ENTRIES SUPPLIED
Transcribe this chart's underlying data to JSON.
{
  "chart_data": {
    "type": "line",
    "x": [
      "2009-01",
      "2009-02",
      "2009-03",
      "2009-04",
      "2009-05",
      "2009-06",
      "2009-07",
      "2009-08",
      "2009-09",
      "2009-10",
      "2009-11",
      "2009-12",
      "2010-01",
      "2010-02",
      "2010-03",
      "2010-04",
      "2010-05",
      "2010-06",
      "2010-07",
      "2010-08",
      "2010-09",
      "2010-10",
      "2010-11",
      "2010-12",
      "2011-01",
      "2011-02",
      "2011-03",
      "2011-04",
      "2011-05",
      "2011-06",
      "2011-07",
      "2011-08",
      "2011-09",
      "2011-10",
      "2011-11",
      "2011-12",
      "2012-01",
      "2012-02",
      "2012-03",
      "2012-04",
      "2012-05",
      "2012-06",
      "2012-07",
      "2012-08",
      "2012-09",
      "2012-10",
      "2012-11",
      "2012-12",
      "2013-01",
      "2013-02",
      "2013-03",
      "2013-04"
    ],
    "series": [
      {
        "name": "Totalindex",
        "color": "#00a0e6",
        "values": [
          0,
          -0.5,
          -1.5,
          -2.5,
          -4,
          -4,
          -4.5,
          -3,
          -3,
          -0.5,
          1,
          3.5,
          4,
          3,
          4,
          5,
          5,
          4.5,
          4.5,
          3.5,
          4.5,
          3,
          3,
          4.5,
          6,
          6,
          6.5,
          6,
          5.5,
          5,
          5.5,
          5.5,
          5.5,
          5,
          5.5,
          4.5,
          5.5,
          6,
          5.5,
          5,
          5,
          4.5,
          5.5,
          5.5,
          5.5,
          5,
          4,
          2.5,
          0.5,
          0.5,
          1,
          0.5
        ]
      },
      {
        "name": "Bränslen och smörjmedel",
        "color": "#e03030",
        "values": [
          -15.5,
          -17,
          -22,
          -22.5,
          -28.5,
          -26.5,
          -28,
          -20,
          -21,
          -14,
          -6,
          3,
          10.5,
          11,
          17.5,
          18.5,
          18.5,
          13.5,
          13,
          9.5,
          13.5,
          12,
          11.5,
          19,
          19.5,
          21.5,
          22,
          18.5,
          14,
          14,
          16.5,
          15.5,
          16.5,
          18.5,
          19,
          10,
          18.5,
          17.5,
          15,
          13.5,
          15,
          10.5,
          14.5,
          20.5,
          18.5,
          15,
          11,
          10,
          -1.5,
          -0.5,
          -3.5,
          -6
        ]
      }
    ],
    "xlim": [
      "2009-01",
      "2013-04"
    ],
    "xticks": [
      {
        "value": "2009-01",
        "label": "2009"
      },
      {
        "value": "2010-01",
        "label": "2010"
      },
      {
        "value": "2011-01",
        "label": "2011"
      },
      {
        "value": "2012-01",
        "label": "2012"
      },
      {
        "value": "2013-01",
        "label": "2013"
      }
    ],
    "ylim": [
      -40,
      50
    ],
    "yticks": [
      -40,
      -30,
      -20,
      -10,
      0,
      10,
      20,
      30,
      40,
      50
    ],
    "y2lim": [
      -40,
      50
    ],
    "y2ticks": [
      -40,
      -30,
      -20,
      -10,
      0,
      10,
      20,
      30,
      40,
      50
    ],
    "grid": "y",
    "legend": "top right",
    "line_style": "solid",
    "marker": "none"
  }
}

STATED TASK
In the records above, find each line with the word "label" and copy it.

TASK RESULT
        "label": "2009"
        "label": "2010"
        "label": "2011"
        "label": "2012"
        "label": "2013"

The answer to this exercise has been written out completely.